--- Given entries ---
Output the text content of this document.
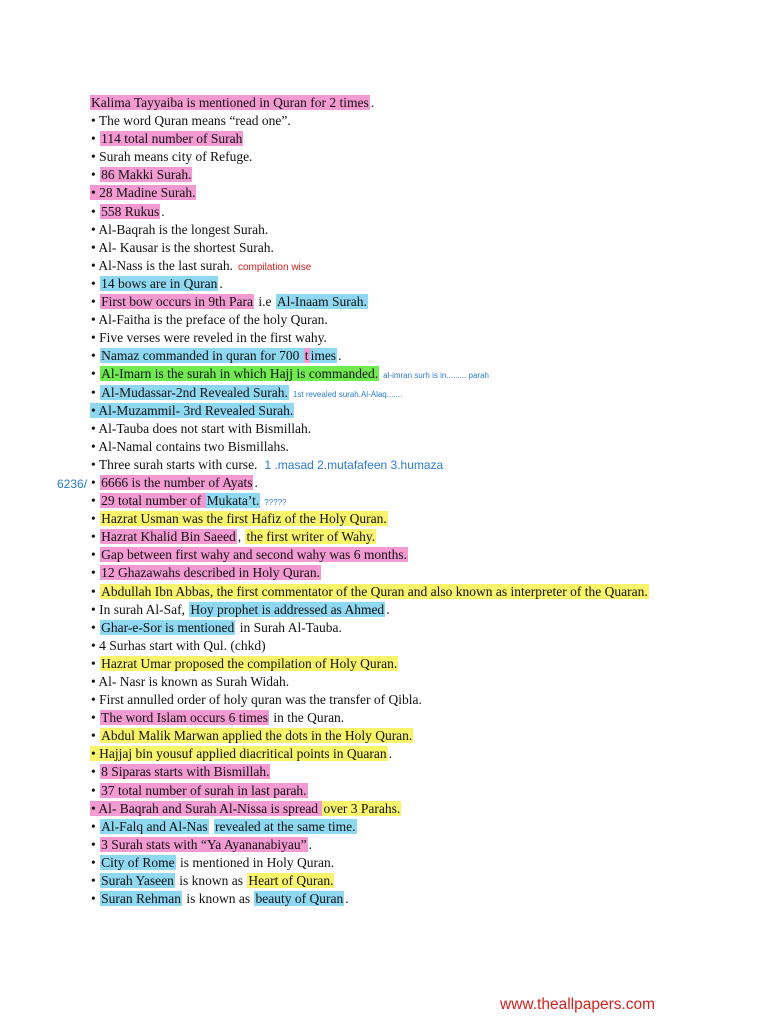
Kalima Tayyaiba is mentioned in Quran for 2 times .
• The word Quran means “read one”.
• 114 total number of Surah
• Surah means city of Refuge.
• 86 Makki Surah.
• 28 Madine Surah.
• 558 Rukus .
• Al-Baqrah is the longest Surah.
• Al- Kausar is the shortest Surah.
• Al-Nass is the last surah. compilation wise
• 14 bows are in Quran .
• First bow occurs in 9th Para i.e Al-Inaam Surah.
• Al-Faitha is the preface of the holy Quran.
• Five verses were reveled in the first wahy.
• Namaz commanded in quran for 700 t imes .
• Al-Imarn is the surah in which Hajj is commanded. al-imran surh is in......... parah
• Al-Mudassar-2nd Revealed Surah. 1st revealed surah.Al-Alaq.......
• Al-Muzammil- 3rd Revealed Surah.
• Al-Tauba does not start with Bismillah.
• Al-Namal contains two Bismillahs.
• Three surah starts with curse. 1 .masad 2.mutafafeen 3.humaza
6236/ • 6666 is the number of Ayats .
• 29 total number of Mukata’t. ?????
• Hazrat Usman was the first Hafiz of the Holy Quran.
• Hazrat Khalid Bin Saeed , the first writer of Wahy.
• Gap between first wahy and second wahy was 6 months.
• 12 Ghazawahs described in Holy Quran.
• Abdullah Ibn Abbas, the first commentator of the Quran and also known as interpreter of the Quaran.
• In surah Al-Saf, Hoy prophet is addressed as Ahmed .
• Ghar-e-Sor is mentioned in Surah Al-Tauba.
• 4 Surhas start with Qul. (chkd)
• Hazrat Umar proposed the compilation of Holy Quran.
• Al- Nasr is known as Surah Widah.
• First annulled order of holy quran was the transfer of Qibla.
• The word Islam occurs 6 times in the Quran.
• Abdul Malik Marwan applied the dots in the Holy Quran.
• Hajjaj bin yousuf applied diacritical points in Quaran .
• 8 Siparas starts with Bismillah.
• 37 total number of surah in last parah.
• Al- Baqrah and Surah Al-Nissa is spread over 3 Parahs.
• Al-Falq and Al-Nas revealed at the same time.
• 3 Surah stats with “Ya Ayananabiyau” .
• City of Rome is mentioned in Holy Quran.
• Surah Yaseen is known as Heart of Quran.
• Suran Rehman is known as beauty of Quran .
www.theallpapers.com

--- Exercise goal ---
Among the entries above, how many lines hold the word "Hazrat"? Reply with only that number.

--- Final result ---
3